- **Task objective**:
Omit the pictures and output every entry below exactly as written.

- **Records for this task**:
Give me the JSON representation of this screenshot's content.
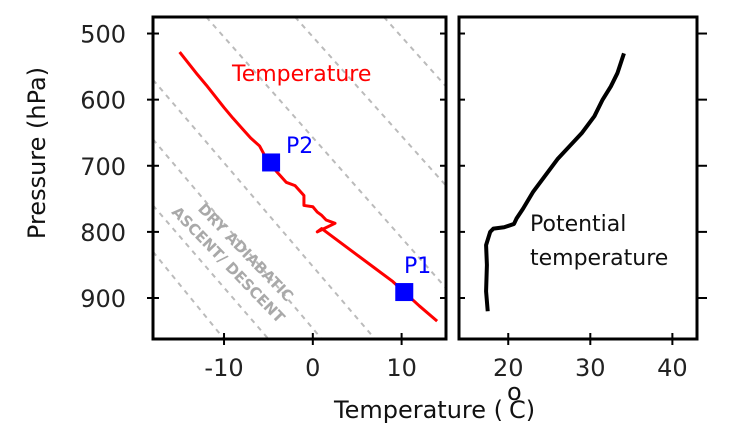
{
  "chart_data": [
    {
      "type": "line",
      "panel": "left",
      "xlabel": "Temperature (°C)",
      "ylabel": "Pressure (hPa)",
      "xlim": [
        -18,
        15
      ],
      "ylim": [
        962,
        475
      ],
      "x_ticks": [
        -10,
        0,
        10
      ],
      "y_ticks": [
        500,
        600,
        700,
        800,
        900
      ],
      "y_tick_labels": [
        "500",
        "600",
        "700",
        "800",
        "900"
      ],
      "x_tick_labels": [
        "-10",
        "0",
        "10"
      ],
      "grid": false,
      "series": [
        {
          "name": "Temperature",
          "color": "#ff0000",
          "x": [
            -15,
            -14,
            -13,
            -12,
            -11,
            -10,
            -9,
            -8,
            -7,
            -6,
            -5,
            -4,
            -3,
            -2,
            -1,
            -1,
            0,
            0.5,
            1,
            1.5,
            2.5,
            0.5,
            1,
            3,
            5,
            7,
            9,
            10.3,
            12,
            14
          ],
          "y": [
            528,
            545,
            562,
            578,
            595,
            612,
            628,
            643,
            658,
            670,
            695,
            710,
            725,
            730,
            745,
            760,
            762,
            770,
            775,
            782,
            787,
            800,
            795,
            815,
            835,
            855,
            875,
            891,
            912,
            935
          ]
        }
      ],
      "points": [
        {
          "label": "P1",
          "x": 10.3,
          "y": 891,
          "color": "#0000ff"
        },
        {
          "label": "P2",
          "x": -4.7,
          "y": 695,
          "color": "#0000ff"
        }
      ],
      "dry_adiabats": {
        "style": "dashed",
        "color": "#bbbbbb",
        "lines": [
          [
            [
              -18,
              570
            ],
            [
              7,
              962
            ]
          ],
          [
            [
              -18,
              660
            ],
            [
              1,
              962
            ]
          ],
          [
            [
              -18,
              760
            ],
            [
              -5,
              962
            ]
          ],
          [
            [
              -18,
              830
            ],
            [
              -10,
              962
            ]
          ],
          [
            [
              -12,
              475
            ],
            [
              15,
              885
            ]
          ],
          [
            [
              -2,
              475
            ],
            [
              15,
              730
            ]
          ],
          [
            [
              8,
              475
            ],
            [
              15,
              580
            ]
          ]
        ],
        "annotation": [
          "DRY ADIABATIC",
          "ASCENT/ DESCENT"
        ]
      }
    },
    {
      "type": "line",
      "panel": "right",
      "xlim": [
        14,
        43
      ],
      "ylim": [
        962,
        475
      ],
      "x_ticks": [
        20,
        30,
        40
      ],
      "x_tick_labels": [
        "20",
        "30",
        "40"
      ],
      "grid": false,
      "series": [
        {
          "name": "Potential temperature",
          "color": "#000000",
          "x": [
            17.5,
            17.3,
            17.4,
            17.3,
            17.8,
            18.2,
            19.5,
            20.7,
            21,
            21.8,
            23,
            24.5,
            26,
            27.5,
            29,
            30.5,
            31.5,
            32.5,
            33.3,
            34.1
          ],
          "y": [
            920,
            890,
            850,
            820,
            800,
            795,
            793,
            788,
            780,
            765,
            740,
            715,
            690,
            670,
            650,
            625,
            600,
            580,
            560,
            530
          ]
        }
      ]
    }
  ],
  "labels": {
    "temperature_series": "Temperature",
    "potential_line1": "Potential",
    "potential_line2": "temperature",
    "p1": "P1",
    "p2": "P2",
    "dry_line1": "DRY ADIABATIC",
    "dry_line2": "ASCENT/ DESCENT",
    "ylabel": "Pressure (hPa)",
    "xlabel_main": "Temperature (",
    "xlabel_sup": "o",
    "xlabel_unit": "C)"
  }
}
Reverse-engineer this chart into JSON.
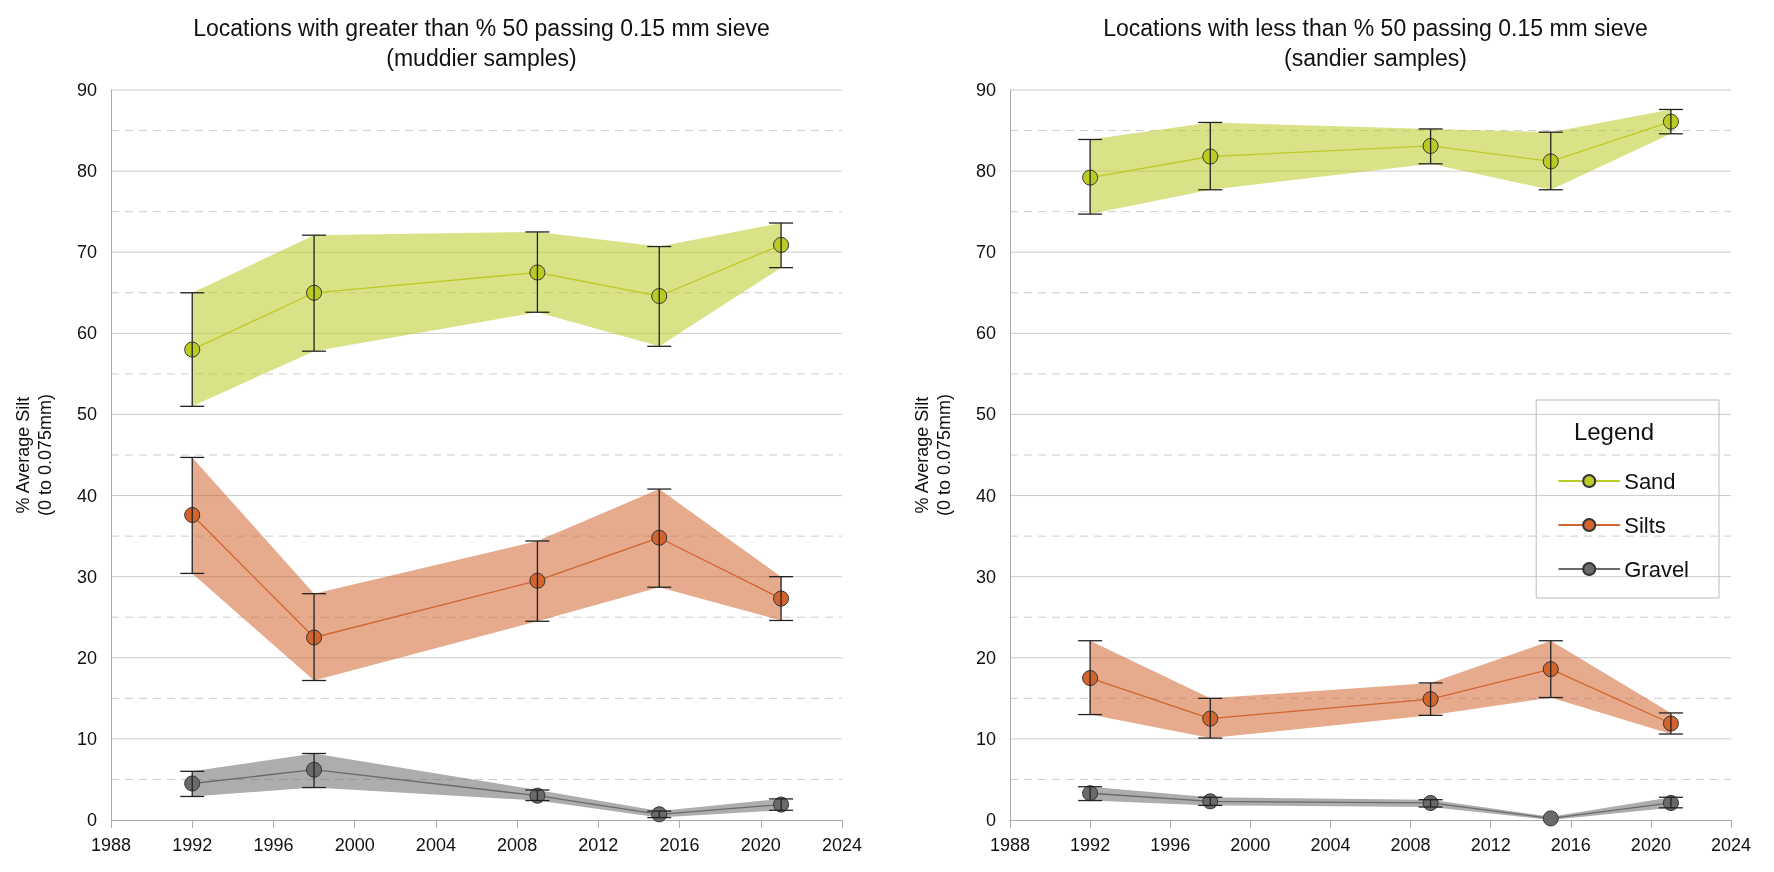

- **Solution for this problem**:
Give me the JSON representation of this screenshot's content.
{
  "chart_data": [
    {
      "type": "line",
      "panel": "left",
      "xlabel": "Temperature (°C)",
      "ylabel": "Pressure (hPa)",
      "xlim": [
        -18,
        15
      ],
      "ylim": [
        962,
        475
      ],
      "x_ticks": [
        -10,
        0,
        10
      ],
      "y_ticks": [
        500,
        600,
        700,
        800,
        900
      ],
      "y_tick_labels": [
        "500",
        "600",
        "700",
        "800",
        "900"
      ],
      "x_tick_labels": [
        "-10",
        "0",
        "10"
      ],
      "grid": false,
      "series": [
        {
          "name": "Temperature",
          "color": "#ff0000",
          "x": [
            -15,
            -14,
            -13,
            -12,
            -11,
            -10,
            -9,
            -8,
            -7,
            -6,
            -5,
            -4,
            -3,
            -2,
            -1,
            -1,
            0,
            0.5,
            1,
            1.5,
            2.5,
            0.5,
            1,
            3,
            5,
            7,
            9,
            10.3,
            12,
            14
          ],
          "y": [
            528,
            545,
            562,
            578,
            595,
            612,
            628,
            643,
            658,
            670,
            695,
            710,
            725,
            730,
            745,
            760,
            762,
            770,
            775,
            782,
            787,
            800,
            795,
            815,
            835,
            855,
            875,
            891,
            912,
            935
          ]
        }
      ],
      "points": [
        {
          "label": "P1",
          "x": 10.3,
          "y": 891,
          "color": "#0000ff"
        },
        {
          "label": "P2",
          "x": -4.7,
          "y": 695,
          "color": "#0000ff"
        }
      ],
      "dry_adiabats": {
        "style": "dashed",
        "color": "#bbbbbb",
        "lines": [
          [
            [
              -18,
              570
            ],
            [
              7,
              962
            ]
          ],
          [
            [
              -18,
              660
            ],
            [
              1,
              962
            ]
          ],
          [
            [
              -18,
              760
            ],
            [
              -5,
              962
            ]
          ],
          [
            [
              -18,
              830
            ],
            [
              -10,
              962
            ]
          ],
          [
            [
              -12,
              475
            ],
            [
              15,
              885
            ]
          ],
          [
            [
              -2,
              475
            ],
            [
              15,
              730
            ]
          ],
          [
            [
              8,
              475
            ],
            [
              15,
              580
            ]
          ]
        ],
        "annotation": [
          "DRY ADIABATIC",
          "ASCENT/ DESCENT"
        ]
      }
    },
    {
      "type": "line",
      "panel": "right",
      "xlim": [
        14,
        43
      ],
      "ylim": [
        962,
        475
      ],
      "x_ticks": [
        20,
        30,
        40
      ],
      "x_tick_labels": [
        "20",
        "30",
        "40"
      ],
      "grid": false,
      "series": [
        {
          "name": "Potential temperature",
          "color": "#000000",
          "x": [
            17.5,
            17.3,
            17.4,
            17.3,
            17.8,
            18.2,
            19.5,
            20.7,
            21,
            21.8,
            23,
            24.5,
            26,
            27.5,
            29,
            30.5,
            31.5,
            32.5,
            33.3,
            34.1
          ],
          "y": [
            920,
            890,
            850,
            820,
            800,
            795,
            793,
            788,
            780,
            765,
            740,
            715,
            690,
            670,
            650,
            625,
            600,
            580,
            560,
            530
          ]
        }
      ]
    }
  ],
  "labels": {
    "temperature_series": "Temperature",
    "potential_line1": "Potential",
    "potential_line2": "temperature",
    "p1": "P1",
    "p2": "P2",
    "dry_line1": "DRY ADIABATIC",
    "dry_line2": "ASCENT/ DESCENT",
    "ylabel": "Pressure (hPa)",
    "xlabel_main": "Temperature (",
    "xlabel_sup": "o",
    "xlabel_unit": "C)"
  }
}
Reverse-engineer this chart into JSON.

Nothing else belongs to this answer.